==== Provided material

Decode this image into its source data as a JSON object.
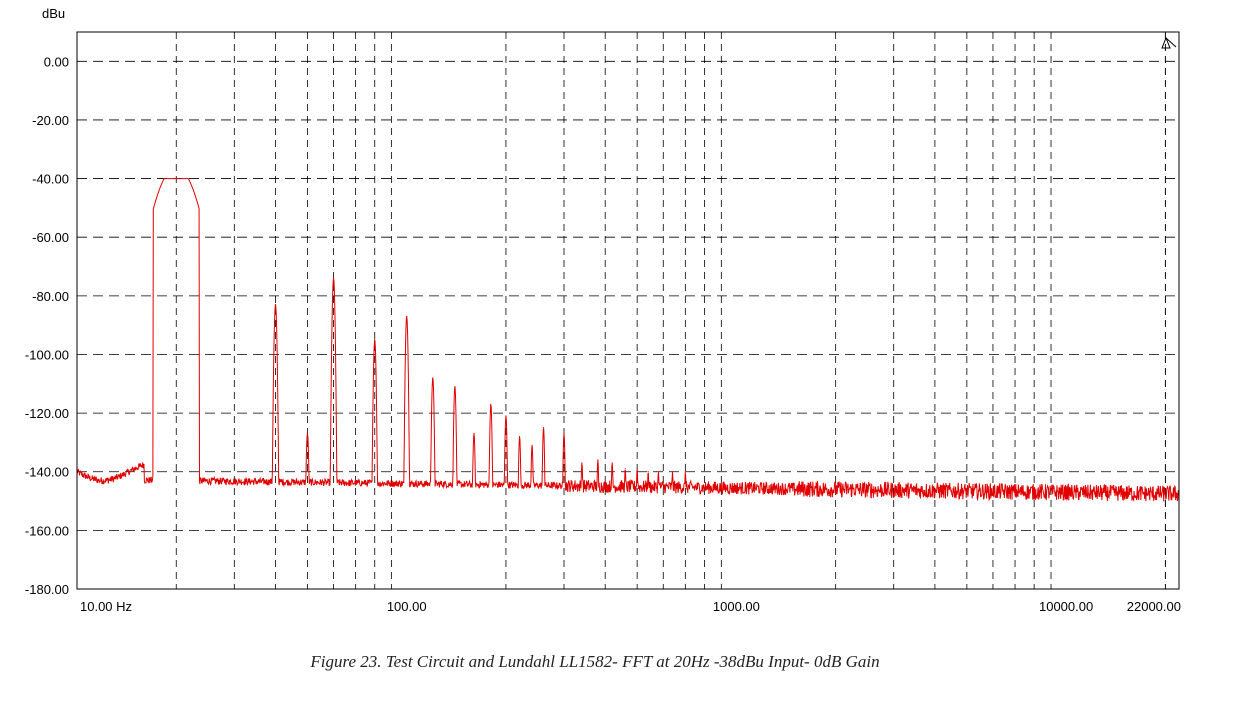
{
  "figure_caption": "Figure 23. Test Circuit and Lundahl LL1582- FFT at 20Hz -38dBu Input- 0dB Gain",
  "chart_data": {
    "type": "line",
    "title": "",
    "ylabel": "dBu",
    "xlabel": "",
    "x_scale": "log",
    "xlim": [
      10,
      22000
    ],
    "ylim": [
      -180,
      10
    ],
    "grid": true,
    "legend": "none",
    "line_color": "#e00000",
    "x_tick_labels": [
      {
        "value": 10,
        "label": "10.00 Hz"
      },
      {
        "value": 100,
        "label": "100.00"
      },
      {
        "value": 1000,
        "label": "1000.00"
      },
      {
        "value": 10000,
        "label": "10000.00"
      },
      {
        "value": 22000,
        "label": "22000.00"
      }
    ],
    "y_tick_labels": [
      {
        "value": 0,
        "label": "0.00"
      },
      {
        "value": -20,
        "label": "-20.00"
      },
      {
        "value": -40,
        "label": "-40.00"
      },
      {
        "value": -60,
        "label": "-60.00"
      },
      {
        "value": -80,
        "label": "-80.00"
      },
      {
        "value": -100,
        "label": "-100.00"
      },
      {
        "value": -120,
        "label": "-120.00"
      },
      {
        "value": -140,
        "label": "-140.00"
      },
      {
        "value": -160,
        "label": "-160.00"
      },
      {
        "value": -180,
        "label": "-180.00"
      }
    ],
    "series": [
      {
        "color": "#e00000",
        "noise_floor_dbu": -144,
        "peaks": [
          {
            "freq": 20,
            "dbu": -40
          },
          {
            "freq": 40,
            "dbu": -83
          },
          {
            "freq": 50,
            "dbu": -127
          },
          {
            "freq": 60,
            "dbu": -74
          },
          {
            "freq": 80,
            "dbu": -95
          },
          {
            "freq": 100,
            "dbu": -87
          },
          {
            "freq": 120,
            "dbu": -108
          },
          {
            "freq": 140,
            "dbu": -111
          },
          {
            "freq": 160,
            "dbu": -127
          },
          {
            "freq": 180,
            "dbu": -117
          },
          {
            "freq": 200,
            "dbu": -121
          },
          {
            "freq": 220,
            "dbu": -128
          },
          {
            "freq": 240,
            "dbu": -131
          },
          {
            "freq": 260,
            "dbu": -125
          },
          {
            "freq": 300,
            "dbu": -127
          },
          {
            "freq": 340,
            "dbu": -137
          },
          {
            "freq": 380,
            "dbu": -136
          },
          {
            "freq": 420,
            "dbu": -137
          },
          {
            "freq": 460,
            "dbu": -139
          },
          {
            "freq": 500,
            "dbu": -139
          },
          {
            "freq": 540,
            "dbu": -140
          },
          {
            "freq": 580,
            "dbu": -140
          },
          {
            "freq": 640,
            "dbu": -140
          },
          {
            "freq": 700,
            "dbu": -140
          }
        ]
      }
    ]
  }
}
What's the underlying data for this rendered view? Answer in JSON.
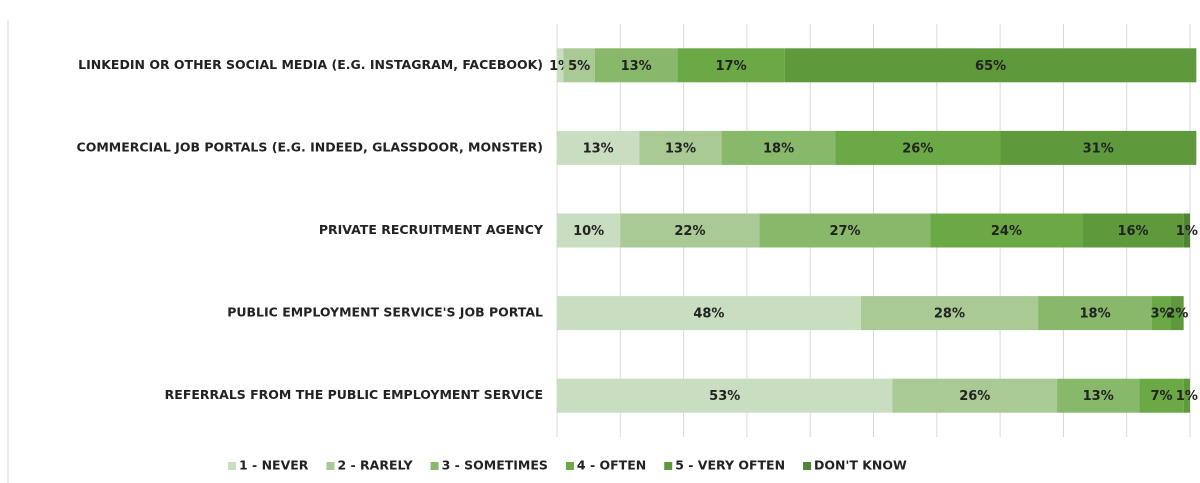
{
  "chart_data": {
    "type": "stacked_bar_horizontal",
    "categories": [
      "LINKEDIN OR OTHER SOCIAL MEDIA (E.G. INSTAGRAM, FACEBOOK)",
      "COMMERCIAL JOB PORTALS (E.G. INDEED, GLASSDOOR, MONSTER)",
      "PRIVATE RECRUITMENT AGENCY",
      "PUBLIC EMPLOYMENT SERVICE'S JOB PORTAL",
      "REFERRALS FROM THE PUBLIC EMPLOYMENT SERVICE"
    ],
    "series": [
      {
        "name": "1 - NEVER",
        "color": "#c9ddc0",
        "values": [
          1,
          13,
          10,
          48,
          53
        ],
        "value_labels": [
          "1%",
          "13%",
          "10%",
          "48%",
          "53%"
        ]
      },
      {
        "name": "2 - RARELY",
        "color": "#a9c995",
        "values": [
          5,
          13,
          22,
          28,
          26
        ],
        "value_labels": [
          "5%",
          "13%",
          "22%",
          "28%",
          "26%"
        ]
      },
      {
        "name": "3 - SOMETIMES",
        "color": "#88b86a",
        "values": [
          13,
          18,
          27,
          18,
          13
        ],
        "value_labels": [
          "13%",
          "18%",
          "27%",
          "18%",
          "13%"
        ]
      },
      {
        "name": "4 - OFTEN",
        "color": "#6aa945",
        "values": [
          17,
          26,
          24,
          3,
          7
        ],
        "value_labels": [
          "17%",
          "26%",
          "24%",
          "3%",
          "7%"
        ]
      },
      {
        "name": "5 - VERY OFTEN",
        "color": "#5e9a3c",
        "values": [
          65,
          31,
          16,
          2,
          1
        ],
        "value_labels": [
          "65%",
          "31%",
          "16%",
          "2%",
          "1%"
        ]
      },
      {
        "name": "DON'T KNOW",
        "color": "#4e8534",
        "values": [
          0,
          0,
          1,
          0,
          0
        ],
        "value_labels": [
          null,
          null,
          "1%",
          null,
          null
        ]
      }
    ],
    "xlim": [
      0,
      100
    ],
    "xticks": [
      0,
      10,
      20,
      30,
      40,
      50,
      60,
      70,
      80,
      90,
      100
    ],
    "grid": true,
    "legend": "bottom"
  }
}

========

• [Exercise aim]: Return every line in the listing that contains the word "EMPLOYMENT".

• [The reply]:
      "PUBLIC EMPLOYMENT SERVICE'S JOB PORTAL",
      "REFERRALS FROM THE PUBLIC EMPLOYMENT SERVICE"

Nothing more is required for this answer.